PROVIDED DATA:
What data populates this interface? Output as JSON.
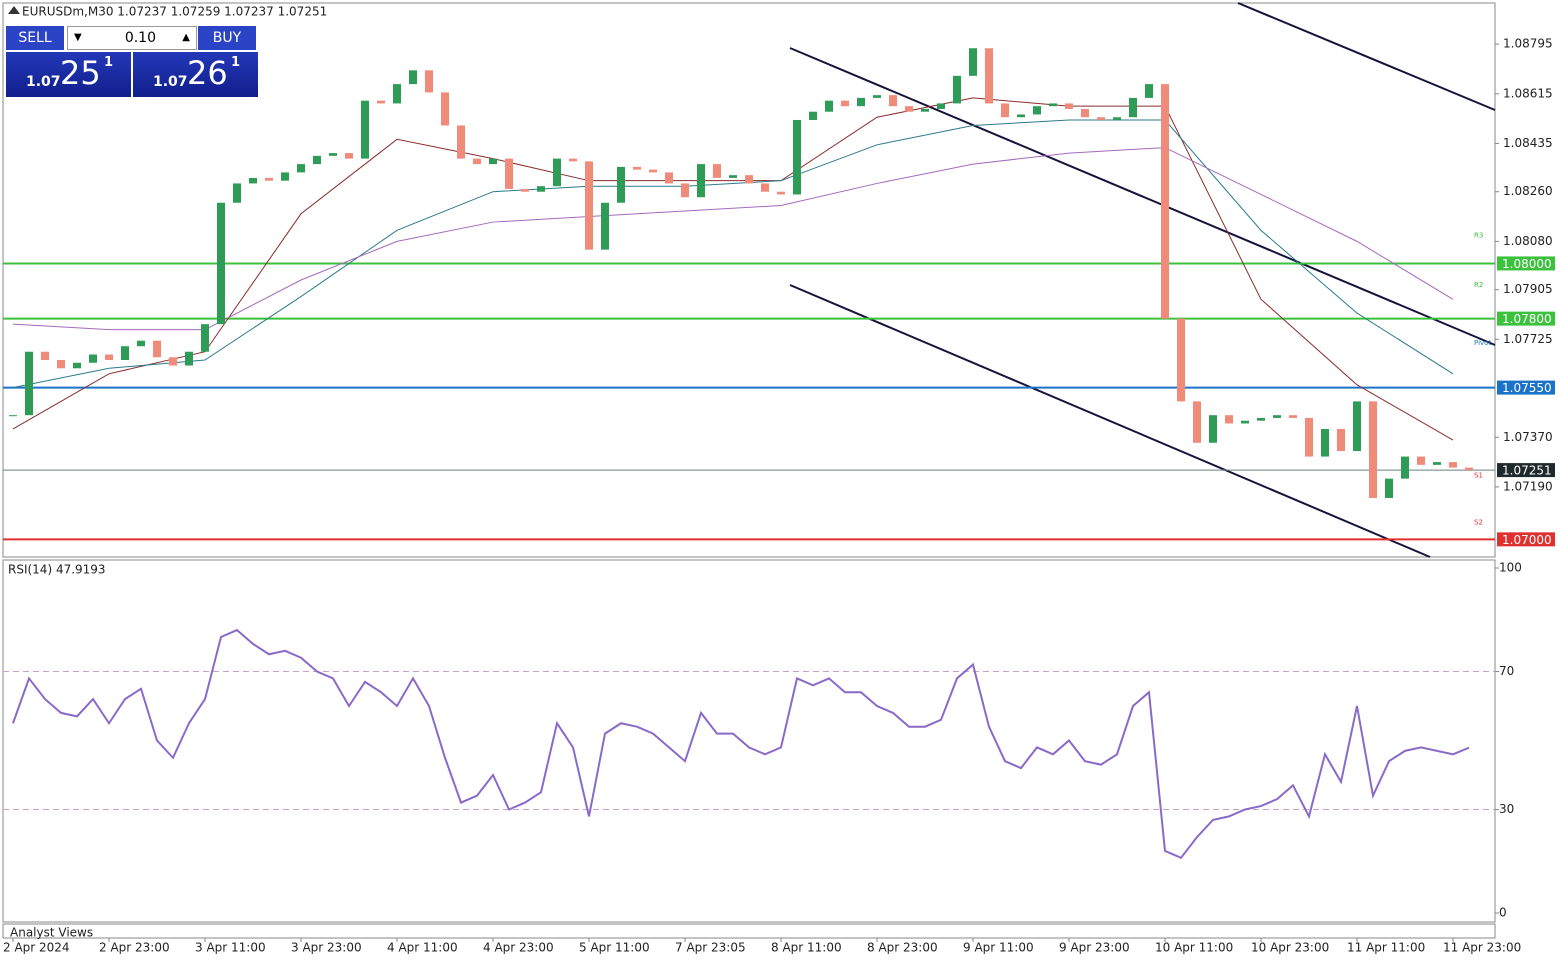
{
  "header": {
    "symbol_info": "EURUSDm,M30  1.07237 1.07259 1.07237 1.07251"
  },
  "trade_panel": {
    "sell": "SELL",
    "buy": "BUY",
    "lot": "0.10",
    "sell_price": {
      "small": "1.07",
      "big": "25",
      "sup": "1"
    },
    "buy_price": {
      "small": "1.07",
      "big": "26",
      "sup": "1"
    }
  },
  "footer": {
    "panel": "Analyst Views"
  },
  "chart_data": [
    {
      "type": "candlestick",
      "up_color": "#2e9c57",
      "down_color": "#f08a7a",
      "ylim": [
        1.06936,
        1.08944
      ],
      "yticks": [
        1.08795,
        1.08615,
        1.08435,
        {
          "value": 1.0826,
          "label": "1.08260"
        },
        {
          "value": 1.0808,
          "label": "1.08080"
        },
        1.07905,
        1.07725,
        {
          "value": 1.0737,
          "label": "1.07370"
        },
        {
          "value": 1.0719,
          "label": "1.07190"
        }
      ],
      "xticks": [
        {
          "value": 0,
          "label": "2 Apr 2024"
        },
        {
          "value": 6,
          "label": "2 Apr 23:00"
        },
        {
          "value": 12,
          "label": "3 Apr 11:00"
        },
        {
          "value": 18,
          "label": "3 Apr 23:00"
        },
        {
          "value": 24,
          "label": "4 Apr 11:00"
        },
        {
          "value": 30,
          "label": "4 Apr 23:00"
        },
        {
          "value": 36,
          "label": "5 Apr 11:00"
        },
        {
          "value": 42,
          "label": "7 Apr 23:05"
        },
        {
          "value": 48,
          "label": "8 Apr 11:00"
        },
        {
          "value": 54,
          "label": "8 Apr 23:00"
        },
        {
          "value": 60,
          "label": "9 Apr 11:00"
        },
        {
          "value": 66,
          "label": "9 Apr 23:00"
        },
        {
          "value": 72,
          "label": "10 Apr 11:00"
        },
        {
          "value": 78,
          "label": "10 Apr 23:00"
        },
        {
          "value": 84,
          "label": "11 Apr 11:00"
        },
        {
          "value": 90,
          "label": "11 Apr 23:00"
        }
      ],
      "close": [
        1.0745,
        1.0768,
        1.0765,
        1.0762,
        1.0764,
        1.0767,
        1.0765,
        1.077,
        1.0772,
        1.0766,
        1.0763,
        1.0768,
        1.0778,
        1.0822,
        1.0829,
        1.0831,
        1.083,
        1.0833,
        1.0836,
        1.0839,
        1.084,
        1.0838,
        1.0859,
        1.0858,
        1.0865,
        1.087,
        1.0862,
        1.085,
        1.0838,
        1.0836,
        1.0838,
        1.0827,
        1.0826,
        1.0828,
        1.0838,
        1.0837,
        1.0805,
        1.0822,
        1.0835,
        1.0834,
        1.0833,
        1.0829,
        1.0824,
        1.0836,
        1.0831,
        1.0832,
        1.0829,
        1.0826,
        1.0825,
        1.0852,
        1.0855,
        1.0859,
        1.0857,
        1.086,
        1.0861,
        1.0857,
        1.0855,
        1.0856,
        1.0858,
        1.0868,
        1.0878,
        1.0858,
        1.0853,
        1.0854,
        1.0857,
        1.0858,
        1.0856,
        1.0853,
        1.0852,
        1.0853,
        1.086,
        1.0865,
        1.078,
        1.075,
        1.0735,
        1.0745,
        1.0742,
        1.0743,
        1.0744,
        1.0745,
        1.0744,
        1.073,
        1.074,
        1.0732,
        1.075,
        1.0715,
        1.0722,
        1.073,
        1.0727,
        1.0728,
        1.0726,
        1.07251
      ],
      "series": [
        {
          "color": "#8b2c2c",
          "x": [
            0,
            6,
            12,
            18,
            24,
            30,
            36,
            42,
            48,
            54,
            60,
            66,
            72,
            78,
            84,
            90
          ],
          "values": [
            1.074,
            1.076,
            1.0768,
            1.0818,
            1.0845,
            1.0838,
            1.083,
            1.083,
            1.083,
            1.0853,
            1.086,
            1.0857,
            1.0857,
            1.0787,
            1.0756,
            1.0736
          ]
        },
        {
          "color": "#2b7a8c",
          "x": [
            0,
            6,
            12,
            18,
            24,
            30,
            36,
            42,
            48,
            54,
            60,
            66,
            72,
            78,
            84,
            90
          ],
          "values": [
            1.0755,
            1.0762,
            1.0765,
            1.0788,
            1.0812,
            1.0826,
            1.0828,
            1.0828,
            1.083,
            1.0843,
            1.085,
            1.0852,
            1.0852,
            1.0812,
            1.0782,
            1.076
          ]
        },
        {
          "color": "#a569bd",
          "x": [
            0,
            6,
            12,
            18,
            24,
            30,
            36,
            42,
            48,
            54,
            60,
            66,
            72,
            78,
            84,
            90
          ],
          "values": [
            1.0778,
            1.0776,
            1.0776,
            1.0794,
            1.0808,
            1.0815,
            1.0817,
            1.0819,
            1.0821,
            1.0829,
            1.0836,
            1.084,
            1.0842,
            1.0825,
            1.0808,
            1.0787
          ]
        }
      ],
      "levels": [
        {
          "value": 1.08,
          "label": "1.08000",
          "color": "#3cc13c"
        },
        {
          "value": 1.078,
          "label": "1.07800",
          "color": "#3cc13c"
        },
        {
          "value": 1.0755,
          "label": "1.07550",
          "color": "#1a73c8"
        },
        {
          "value": 1.07251,
          "color": "#6b7f82",
          "tag_color": "#1f2a2c"
        },
        {
          "value": 1.07,
          "label": "1.07000",
          "color": "#e03131"
        }
      ],
      "pivots": [
        {
          "label": "R3",
          "value": 1.0808,
          "color": "#3cc13c"
        },
        {
          "label": "R2",
          "value": 1.079,
          "color": "#3cc13c"
        },
        {
          "label": "Pivot",
          "value": 1.0769,
          "color": "#1a73c8"
        },
        {
          "label": "S1",
          "value": 1.0721,
          "color": "#e03131"
        },
        {
          "label": "S2",
          "value": 1.0704,
          "color": "#e03131"
        }
      ]
    },
    {
      "type": "line",
      "title": "RSI(14) 47.9193",
      "color": "#8a6ac8",
      "ylim": [
        0,
        100
      ],
      "yticks": [
        100,
        70,
        30,
        0
      ],
      "levels": [
        70,
        30
      ],
      "values": [
        55,
        68,
        62,
        58,
        57,
        62,
        55,
        62,
        65,
        50,
        45,
        55,
        62,
        80,
        82,
        78,
        75,
        76,
        74,
        70,
        68,
        60,
        67,
        64,
        60,
        68,
        60,
        45,
        32,
        34,
        40,
        30,
        32,
        35,
        55,
        48,
        28,
        52,
        55,
        54,
        52,
        48,
        44,
        58,
        52,
        52,
        48,
        46,
        48,
        68,
        66,
        68,
        64,
        64,
        60,
        58,
        54,
        54,
        56,
        68,
        72,
        54,
        44,
        42,
        48,
        46,
        50,
        44,
        43,
        46,
        60,
        64,
        18,
        16,
        22,
        27,
        28,
        30,
        31,
        33,
        37,
        28,
        46,
        38,
        60,
        34,
        44,
        47,
        48,
        47,
        46,
        47.9193
      ]
    }
  ]
}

WHAT YOU SHOULD DO:
Without the pictures, reproduce every line of the records above exactly.

SOLUTION FOR THIS EXERCISE:
What data populates this interface? Output as JSON.
{
  "header": {
    "symbol_info": "EURUSDm,M30  1.07237 1.07259 1.07237 1.07251"
  },
  "trade_panel": {
    "sell": "SELL",
    "buy": "BUY",
    "lot": "0.10",
    "sell_price": {
      "small": "1.07",
      "big": "25",
      "sup": "1"
    },
    "buy_price": {
      "small": "1.07",
      "big": "26",
      "sup": "1"
    }
  },
  "footer": {
    "panel": "Analyst Views"
  },
  "chart_data": [
    {
      "type": "candlestick",
      "up_color": "#2e9c57",
      "down_color": "#f08a7a",
      "ylim": [
        1.06936,
        1.08944
      ],
      "yticks": [
        1.08795,
        1.08615,
        1.08435,
        {
          "value": 1.0826,
          "label": "1.08260"
        },
        {
          "value": 1.0808,
          "label": "1.08080"
        },
        1.07905,
        1.07725,
        {
          "value": 1.0737,
          "label": "1.07370"
        },
        {
          "value": 1.0719,
          "label": "1.07190"
        }
      ],
      "xticks": [
        {
          "value": 0,
          "label": "2 Apr 2024"
        },
        {
          "value": 6,
          "label": "2 Apr 23:00"
        },
        {
          "value": 12,
          "label": "3 Apr 11:00"
        },
        {
          "value": 18,
          "label": "3 Apr 23:00"
        },
        {
          "value": 24,
          "label": "4 Apr 11:00"
        },
        {
          "value": 30,
          "label": "4 Apr 23:00"
        },
        {
          "value": 36,
          "label": "5 Apr 11:00"
        },
        {
          "value": 42,
          "label": "7 Apr 23:05"
        },
        {
          "value": 48,
          "label": "8 Apr 11:00"
        },
        {
          "value": 54,
          "label": "8 Apr 23:00"
        },
        {
          "value": 60,
          "label": "9 Apr 11:00"
        },
        {
          "value": 66,
          "label": "9 Apr 23:00"
        },
        {
          "value": 72,
          "label": "10 Apr 11:00"
        },
        {
          "value": 78,
          "label": "10 Apr 23:00"
        },
        {
          "value": 84,
          "label": "11 Apr 11:00"
        },
        {
          "value": 90,
          "label": "11 Apr 23:00"
        }
      ],
      "close": [
        1.0745,
        1.0768,
        1.0765,
        1.0762,
        1.0764,
        1.0767,
        1.0765,
        1.077,
        1.0772,
        1.0766,
        1.0763,
        1.0768,
        1.0778,
        1.0822,
        1.0829,
        1.0831,
        1.083,
        1.0833,
        1.0836,
        1.0839,
        1.084,
        1.0838,
        1.0859,
        1.0858,
        1.0865,
        1.087,
        1.0862,
        1.085,
        1.0838,
        1.0836,
        1.0838,
        1.0827,
        1.0826,
        1.0828,
        1.0838,
        1.0837,
        1.0805,
        1.0822,
        1.0835,
        1.0834,
        1.0833,
        1.0829,
        1.0824,
        1.0836,
        1.0831,
        1.0832,
        1.0829,
        1.0826,
        1.0825,
        1.0852,
        1.0855,
        1.0859,
        1.0857,
        1.086,
        1.0861,
        1.0857,
        1.0855,
        1.0856,
        1.0858,
        1.0868,
        1.0878,
        1.0858,
        1.0853,
        1.0854,
        1.0857,
        1.0858,
        1.0856,
        1.0853,
        1.0852,
        1.0853,
        1.086,
        1.0865,
        1.078,
        1.075,
        1.0735,
        1.0745,
        1.0742,
        1.0743,
        1.0744,
        1.0745,
        1.0744,
        1.073,
        1.074,
        1.0732,
        1.075,
        1.0715,
        1.0722,
        1.073,
        1.0727,
        1.0728,
        1.0726,
        1.07251
      ],
      "series": [
        {
          "color": "#8b2c2c",
          "x": [
            0,
            6,
            12,
            18,
            24,
            30,
            36,
            42,
            48,
            54,
            60,
            66,
            72,
            78,
            84,
            90
          ],
          "values": [
            1.074,
            1.076,
            1.0768,
            1.0818,
            1.0845,
            1.0838,
            1.083,
            1.083,
            1.083,
            1.0853,
            1.086,
            1.0857,
            1.0857,
            1.0787,
            1.0756,
            1.0736
          ]
        },
        {
          "color": "#2b7a8c",
          "x": [
            0,
            6,
            12,
            18,
            24,
            30,
            36,
            42,
            48,
            54,
            60,
            66,
            72,
            78,
            84,
            90
          ],
          "values": [
            1.0755,
            1.0762,
            1.0765,
            1.0788,
            1.0812,
            1.0826,
            1.0828,
            1.0828,
            1.083,
            1.0843,
            1.085,
            1.0852,
            1.0852,
            1.0812,
            1.0782,
            1.076
          ]
        },
        {
          "color": "#a569bd",
          "x": [
            0,
            6,
            12,
            18,
            24,
            30,
            36,
            42,
            48,
            54,
            60,
            66,
            72,
            78,
            84,
            90
          ],
          "values": [
            1.0778,
            1.0776,
            1.0776,
            1.0794,
            1.0808,
            1.0815,
            1.0817,
            1.0819,
            1.0821,
            1.0829,
            1.0836,
            1.084,
            1.0842,
            1.0825,
            1.0808,
            1.0787
          ]
        }
      ],
      "levels": [
        {
          "value": 1.08,
          "label": "1.08000",
          "color": "#3cc13c"
        },
        {
          "value": 1.078,
          "label": "1.07800",
          "color": "#3cc13c"
        },
        {
          "value": 1.0755,
          "label": "1.07550",
          "color": "#1a73c8"
        },
        {
          "value": 1.07251,
          "color": "#6b7f82",
          "tag_color": "#1f2a2c"
        },
        {
          "value": 1.07,
          "label": "1.07000",
          "color": "#e03131"
        }
      ],
      "pivots": [
        {
          "label": "R3",
          "value": 1.0808,
          "color": "#3cc13c"
        },
        {
          "label": "R2",
          "value": 1.079,
          "color": "#3cc13c"
        },
        {
          "label": "Pivot",
          "value": 1.0769,
          "color": "#1a73c8"
        },
        {
          "label": "S1",
          "value": 1.0721,
          "color": "#e03131"
        },
        {
          "label": "S2",
          "value": 1.0704,
          "color": "#e03131"
        }
      ]
    },
    {
      "type": "line",
      "title": "RSI(14) 47.9193",
      "color": "#8a6ac8",
      "ylim": [
        0,
        100
      ],
      "yticks": [
        100,
        70,
        30,
        0
      ],
      "levels": [
        70,
        30
      ],
      "values": [
        55,
        68,
        62,
        58,
        57,
        62,
        55,
        62,
        65,
        50,
        45,
        55,
        62,
        80,
        82,
        78,
        75,
        76,
        74,
        70,
        68,
        60,
        67,
        64,
        60,
        68,
        60,
        45,
        32,
        34,
        40,
        30,
        32,
        35,
        55,
        48,
        28,
        52,
        55,
        54,
        52,
        48,
        44,
        58,
        52,
        52,
        48,
        46,
        48,
        68,
        66,
        68,
        64,
        64,
        60,
        58,
        54,
        54,
        56,
        68,
        72,
        54,
        44,
        42,
        48,
        46,
        50,
        44,
        43,
        46,
        60,
        64,
        18,
        16,
        22,
        27,
        28,
        30,
        31,
        33,
        37,
        28,
        46,
        38,
        60,
        34,
        44,
        47,
        48,
        47,
        46,
        47.9193
      ]
    }
  ]
}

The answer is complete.